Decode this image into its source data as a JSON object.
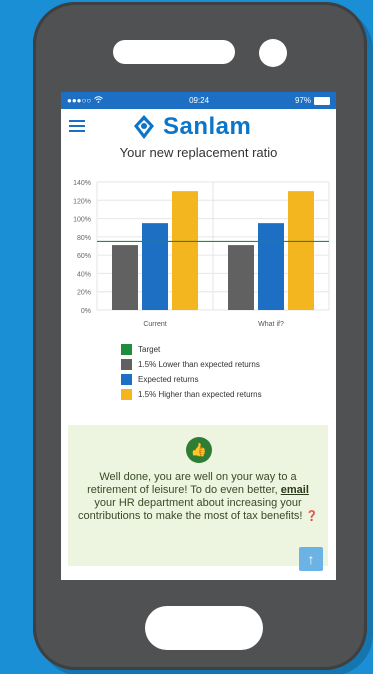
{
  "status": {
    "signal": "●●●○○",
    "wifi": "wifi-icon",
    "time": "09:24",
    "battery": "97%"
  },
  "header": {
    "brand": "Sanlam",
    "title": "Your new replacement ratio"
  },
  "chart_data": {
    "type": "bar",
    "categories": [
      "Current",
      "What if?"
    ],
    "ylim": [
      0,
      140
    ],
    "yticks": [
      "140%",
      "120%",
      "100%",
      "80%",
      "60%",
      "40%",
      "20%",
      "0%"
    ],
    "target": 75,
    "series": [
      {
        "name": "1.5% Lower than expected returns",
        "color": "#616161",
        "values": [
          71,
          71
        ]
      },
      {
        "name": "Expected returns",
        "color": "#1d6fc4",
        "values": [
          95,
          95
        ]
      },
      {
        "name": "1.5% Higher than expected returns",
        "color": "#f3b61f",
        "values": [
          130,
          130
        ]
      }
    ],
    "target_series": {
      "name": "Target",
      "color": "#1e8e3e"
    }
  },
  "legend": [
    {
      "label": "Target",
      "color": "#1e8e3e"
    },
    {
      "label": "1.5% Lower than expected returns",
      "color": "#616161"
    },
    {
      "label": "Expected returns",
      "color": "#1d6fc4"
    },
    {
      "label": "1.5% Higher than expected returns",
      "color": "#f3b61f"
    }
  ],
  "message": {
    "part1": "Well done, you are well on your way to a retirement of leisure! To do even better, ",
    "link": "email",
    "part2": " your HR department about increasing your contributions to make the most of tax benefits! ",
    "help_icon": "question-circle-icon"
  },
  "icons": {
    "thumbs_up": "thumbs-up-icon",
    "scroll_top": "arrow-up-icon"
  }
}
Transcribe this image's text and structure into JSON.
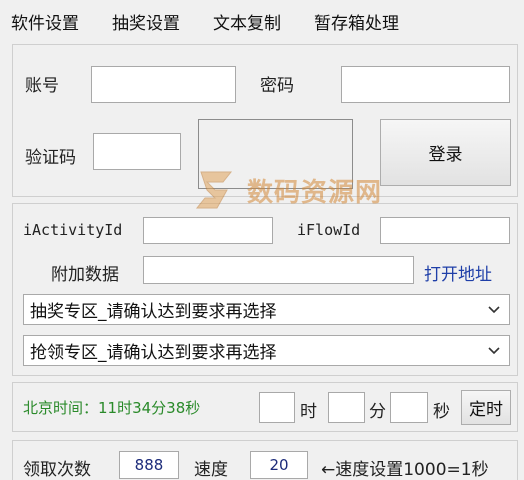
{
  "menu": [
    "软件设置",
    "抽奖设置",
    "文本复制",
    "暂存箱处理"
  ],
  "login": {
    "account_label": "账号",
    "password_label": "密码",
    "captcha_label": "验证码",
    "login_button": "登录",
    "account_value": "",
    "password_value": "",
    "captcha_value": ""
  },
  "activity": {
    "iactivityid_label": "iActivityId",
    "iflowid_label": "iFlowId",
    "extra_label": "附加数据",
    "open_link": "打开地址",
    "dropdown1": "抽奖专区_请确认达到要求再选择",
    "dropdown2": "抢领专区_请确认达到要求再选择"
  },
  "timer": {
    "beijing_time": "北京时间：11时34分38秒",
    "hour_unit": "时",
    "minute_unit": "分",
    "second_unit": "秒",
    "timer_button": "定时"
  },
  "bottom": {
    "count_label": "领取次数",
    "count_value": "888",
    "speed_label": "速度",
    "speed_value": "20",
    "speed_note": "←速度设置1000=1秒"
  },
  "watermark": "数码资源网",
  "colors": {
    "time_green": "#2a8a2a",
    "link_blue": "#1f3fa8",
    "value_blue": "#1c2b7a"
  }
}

= = = = =

**Your goal**: Every line of text is to be repeated exactly; pictures are left out.

**Solution**:
Decode this image into its source data as a JSON object.
{
  "status": {
    "signal": "●●●○○",
    "wifi": "wifi-icon",
    "time": "09:24",
    "battery": "97%"
  },
  "header": {
    "brand": "Sanlam",
    "title": "Your new replacement ratio"
  },
  "chart_data": {
    "type": "bar",
    "categories": [
      "Current",
      "What if?"
    ],
    "ylim": [
      0,
      140
    ],
    "yticks": [
      "140%",
      "120%",
      "100%",
      "80%",
      "60%",
      "40%",
      "20%",
      "0%"
    ],
    "target": 75,
    "series": [
      {
        "name": "1.5% Lower than expected returns",
        "color": "#616161",
        "values": [
          71,
          71
        ]
      },
      {
        "name": "Expected returns",
        "color": "#1d6fc4",
        "values": [
          95,
          95
        ]
      },
      {
        "name": "1.5% Higher than expected returns",
        "color": "#f3b61f",
        "values": [
          130,
          130
        ]
      }
    ],
    "target_series": {
      "name": "Target",
      "color": "#1e8e3e"
    }
  },
  "legend": [
    {
      "label": "Target",
      "color": "#1e8e3e"
    },
    {
      "label": "1.5% Lower than expected returns",
      "color": "#616161"
    },
    {
      "label": "Expected returns",
      "color": "#1d6fc4"
    },
    {
      "label": "1.5% Higher than expected returns",
      "color": "#f3b61f"
    }
  ],
  "message": {
    "part1": "Well done, you are well on your way to a retirement of leisure! To do even better, ",
    "link": "email",
    "part2": " your HR department about increasing your contributions to make the most of tax benefits! ",
    "help_icon": "question-circle-icon"
  },
  "icons": {
    "thumbs_up": "thumbs-up-icon",
    "scroll_top": "arrow-up-icon"
  }
}
Transcribe this image's text and structure into JSON.
{
  "menu": [
    "软件设置",
    "抽奖设置",
    "文本复制",
    "暂存箱处理"
  ],
  "login": {
    "account_label": "账号",
    "password_label": "密码",
    "captcha_label": "验证码",
    "login_button": "登录",
    "account_value": "",
    "password_value": "",
    "captcha_value": ""
  },
  "activity": {
    "iactivityid_label": "iActivityId",
    "iflowid_label": "iFlowId",
    "extra_label": "附加数据",
    "open_link": "打开地址",
    "dropdown1": "抽奖专区_请确认达到要求再选择",
    "dropdown2": "抢领专区_请确认达到要求再选择"
  },
  "timer": {
    "beijing_time": "北京时间：11时34分38秒",
    "hour_unit": "时",
    "minute_unit": "分",
    "second_unit": "秒",
    "timer_button": "定时"
  },
  "bottom": {
    "count_label": "领取次数",
    "count_value": "888",
    "speed_label": "速度",
    "speed_value": "20",
    "speed_note": "←速度设置1000=1秒"
  },
  "watermark": "数码资源网",
  "colors": {
    "time_green": "#2a8a2a",
    "link_blue": "#1f3fa8",
    "value_blue": "#1c2b7a"
  }
}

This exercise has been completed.